------ Dataset records

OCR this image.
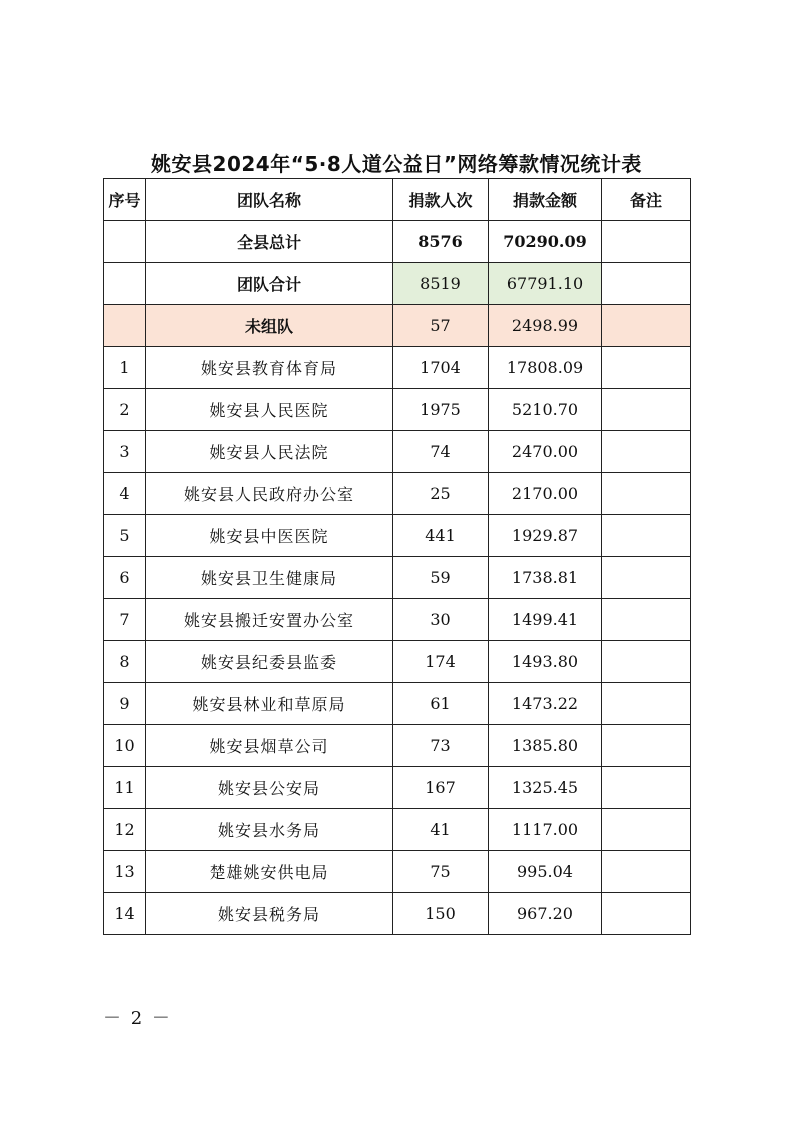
姚安县2024年“5·8人道公益日”网络筹款情况统计表
序号	团队名称	捐款人次	捐款金额	备注
	全县总计	8576	70290.09	
	团队合计	8519	67791.10	
	未组队	57	2498.99	
1	姚安县教育体育局	1704	17808.09	
2	姚安县人民医院	1975	5210.70	
3	姚安县人民法院	74	2470.00	
4	姚安县人民政府办公室	25	2170.00	
5	姚安县中医医院	441	1929.87	
6	姚安县卫生健康局	59	1738.81	
7	姚安县搬迁安置办公室	30	1499.41	
8	姚安县纪委县监委	174	1493.80	
9	姚安县林业和草原局	61	1473.22	
10	姚安县烟草公司	73	1385.80	
11	姚安县公安局	167	1325.45	
12	姚安县水务局	41	1117.00	
13	楚雄姚安供电局	75	995.04	
14	姚安县税务局	150	967.20	
－ 2 －
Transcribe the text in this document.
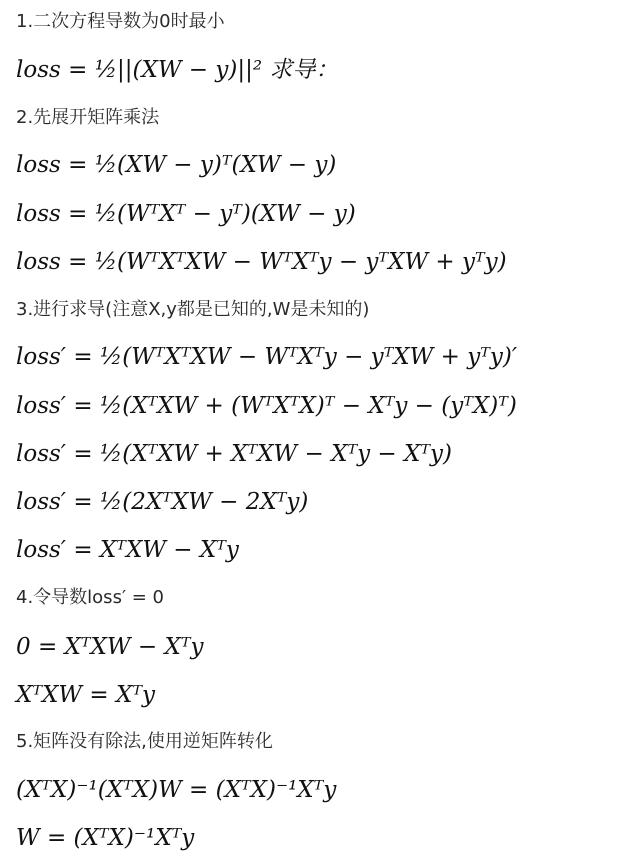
1.二次方程导数为0时最小
loss = ½||(XW − y)||² 求导：
2.先展开矩阵乘法
loss = ½(XW − y)ᵀ(XW − y)
loss = ½(WᵀXᵀ − yᵀ)(XW − y)
loss = ½(WᵀXᵀXW − WᵀXᵀy − yᵀXW + yᵀy)
3.进行求导(注意X,y都是已知的,W是未知的)
loss′ = ½(WᵀXᵀXW − WᵀXᵀy − yᵀXW + yᵀy)′
loss′ = ½(XᵀXW + (WᵀXᵀX)ᵀ − Xᵀy − (yᵀX)ᵀ)
loss′ = ½(XᵀXW + XᵀXW − Xᵀy − Xᵀy)
loss′ = ½(2XᵀXW − 2Xᵀy)
loss′ = XᵀXW − Xᵀy
4.令导数loss′ = 0
0 = XᵀXW − Xᵀy
XᵀXW = Xᵀy
5.矩阵没有除法,使用逆矩阵转化
(XᵀX)⁻¹(XᵀX)W = (XᵀX)⁻¹Xᵀy
W = (XᵀX)⁻¹Xᵀy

------------

Task instructions: Exclude the images, then output the data above word for word.

In response:
OCR this image.
姚安县2024年“5·8人道公益日”网络筹款情况统计表
序号	团队名称	捐款人次	捐款金额	备注
	全县总计	8576	70290.09	
	团队合计	8519	67791.10	
	未组队	57	2498.99	
1	姚安县教育体育局	1704	17808.09	
2	姚安县人民医院	1975	5210.70	
3	姚安县人民法院	74	2470.00	
4	姚安县人民政府办公室	25	2170.00	
5	姚安县中医医院	441	1929.87	
6	姚安县卫生健康局	59	1738.81	
7	姚安县搬迁安置办公室	30	1499.41	
8	姚安县纪委县监委	174	1493.80	
9	姚安县林业和草原局	61	1473.22	
10	姚安县烟草公司	73	1385.80	
11	姚安县公安局	167	1325.45	
12	姚安县水务局	41	1117.00	
13	楚雄姚安供电局	75	995.04	
14	姚安县税务局	150	967.20	
－ 2 －
Transcribe the text in this document.
1.二次方程导数为0时最小
loss = ½||(XW − y)||² 求导：
2.先展开矩阵乘法
loss = ½(XW − y)ᵀ(XW − y)
loss = ½(WᵀXᵀ − yᵀ)(XW − y)
loss = ½(WᵀXᵀXW − WᵀXᵀy − yᵀXW + yᵀy)
3.进行求导(注意X,y都是已知的,W是未知的)
loss′ = ½(WᵀXᵀXW − WᵀXᵀy − yᵀXW + yᵀy)′
loss′ = ½(XᵀXW + (WᵀXᵀX)ᵀ − Xᵀy − (yᵀX)ᵀ)
loss′ = ½(XᵀXW + XᵀXW − Xᵀy − Xᵀy)
loss′ = ½(2XᵀXW − 2Xᵀy)
loss′ = XᵀXW − Xᵀy
4.令导数loss′ = 0
0 = XᵀXW − Xᵀy
XᵀXW = Xᵀy
5.矩阵没有除法,使用逆矩阵转化
(XᵀX)⁻¹(XᵀX)W = (XᵀX)⁻¹Xᵀy
W = (XᵀX)⁻¹Xᵀy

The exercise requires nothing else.